Given exercise
Edit the items below from the line with "event-dot <box>282 140 284 143</box>" through the line with "contour-column <box>313 316 331 378</box>", changing "x-tick" to "x-axis-tick" and leaving everything else as is. Return only those lines.

Record extracts
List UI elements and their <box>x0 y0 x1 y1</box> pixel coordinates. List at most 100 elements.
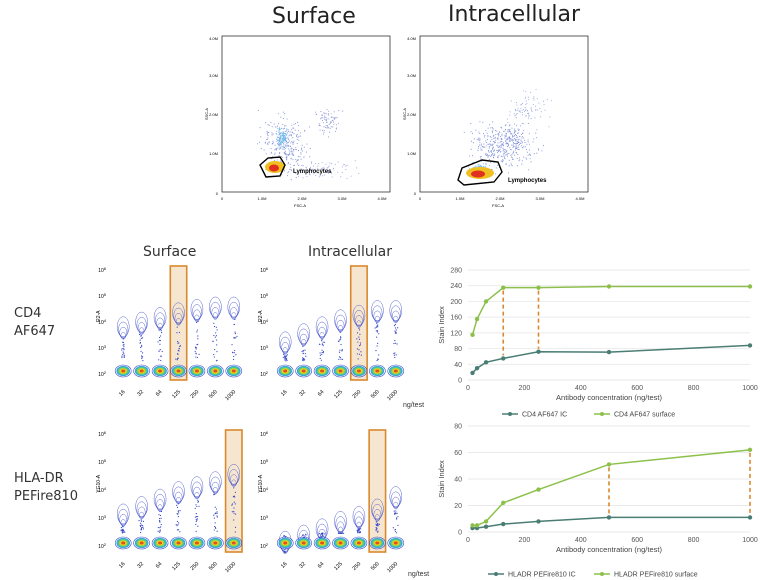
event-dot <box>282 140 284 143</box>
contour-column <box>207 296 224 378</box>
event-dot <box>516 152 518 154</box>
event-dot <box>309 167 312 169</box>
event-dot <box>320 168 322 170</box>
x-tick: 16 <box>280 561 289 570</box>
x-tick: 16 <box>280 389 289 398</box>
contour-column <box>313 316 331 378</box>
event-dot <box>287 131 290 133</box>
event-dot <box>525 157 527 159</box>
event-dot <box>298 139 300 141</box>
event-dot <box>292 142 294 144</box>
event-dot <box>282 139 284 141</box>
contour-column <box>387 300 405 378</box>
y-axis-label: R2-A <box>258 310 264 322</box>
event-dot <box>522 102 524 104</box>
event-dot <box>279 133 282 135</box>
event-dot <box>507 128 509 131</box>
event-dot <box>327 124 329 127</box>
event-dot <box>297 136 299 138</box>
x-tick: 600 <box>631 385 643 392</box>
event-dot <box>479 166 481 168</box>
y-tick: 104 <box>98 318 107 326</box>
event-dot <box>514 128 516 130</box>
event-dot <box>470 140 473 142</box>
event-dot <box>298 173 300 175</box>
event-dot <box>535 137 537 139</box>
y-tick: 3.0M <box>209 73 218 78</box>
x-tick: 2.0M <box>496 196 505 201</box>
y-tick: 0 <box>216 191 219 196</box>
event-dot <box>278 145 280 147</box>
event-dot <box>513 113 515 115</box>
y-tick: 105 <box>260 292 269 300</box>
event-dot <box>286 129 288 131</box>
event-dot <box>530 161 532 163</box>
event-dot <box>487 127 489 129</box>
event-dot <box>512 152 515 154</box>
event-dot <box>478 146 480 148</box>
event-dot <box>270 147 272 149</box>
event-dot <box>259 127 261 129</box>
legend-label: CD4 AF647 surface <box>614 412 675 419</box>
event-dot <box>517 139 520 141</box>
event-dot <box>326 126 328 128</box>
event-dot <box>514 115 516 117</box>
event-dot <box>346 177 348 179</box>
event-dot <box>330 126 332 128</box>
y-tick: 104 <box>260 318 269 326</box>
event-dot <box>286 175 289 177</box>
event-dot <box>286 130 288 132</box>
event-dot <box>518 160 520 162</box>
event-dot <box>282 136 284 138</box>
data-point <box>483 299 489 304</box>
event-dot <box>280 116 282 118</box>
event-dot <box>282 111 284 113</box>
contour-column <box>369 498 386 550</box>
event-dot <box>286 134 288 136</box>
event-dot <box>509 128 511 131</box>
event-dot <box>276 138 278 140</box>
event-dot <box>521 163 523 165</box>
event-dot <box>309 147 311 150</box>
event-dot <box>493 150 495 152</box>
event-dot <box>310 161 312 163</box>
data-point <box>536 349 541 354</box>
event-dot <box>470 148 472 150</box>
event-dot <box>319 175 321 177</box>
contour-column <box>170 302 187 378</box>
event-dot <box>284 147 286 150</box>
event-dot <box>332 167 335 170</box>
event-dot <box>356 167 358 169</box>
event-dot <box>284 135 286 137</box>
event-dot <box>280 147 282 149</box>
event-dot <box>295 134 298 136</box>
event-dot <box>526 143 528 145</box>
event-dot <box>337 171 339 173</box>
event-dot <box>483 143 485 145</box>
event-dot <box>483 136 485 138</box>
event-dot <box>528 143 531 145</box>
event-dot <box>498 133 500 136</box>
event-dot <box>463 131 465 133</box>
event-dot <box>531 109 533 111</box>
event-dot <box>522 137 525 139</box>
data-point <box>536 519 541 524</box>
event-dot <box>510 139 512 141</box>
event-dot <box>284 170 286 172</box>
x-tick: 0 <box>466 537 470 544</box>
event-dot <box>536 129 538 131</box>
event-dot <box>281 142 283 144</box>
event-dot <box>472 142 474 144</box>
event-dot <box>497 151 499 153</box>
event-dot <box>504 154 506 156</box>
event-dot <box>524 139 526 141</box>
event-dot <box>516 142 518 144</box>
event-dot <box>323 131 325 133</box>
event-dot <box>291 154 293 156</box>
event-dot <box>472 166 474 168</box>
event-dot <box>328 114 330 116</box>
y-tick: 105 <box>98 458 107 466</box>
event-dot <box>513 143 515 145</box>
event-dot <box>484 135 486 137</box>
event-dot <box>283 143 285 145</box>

Solution for this exercise
event-dot <box>282 140 284 143</box>
contour-column <box>207 296 224 378</box>
event-dot <box>516 152 518 154</box>
event-dot <box>309 167 312 169</box>
event-dot <box>320 168 322 170</box>
x-axis-tick: 16 <box>280 561 289 570</box>
x-axis-tick: 16 <box>280 389 289 398</box>
contour-column <box>313 316 331 378</box>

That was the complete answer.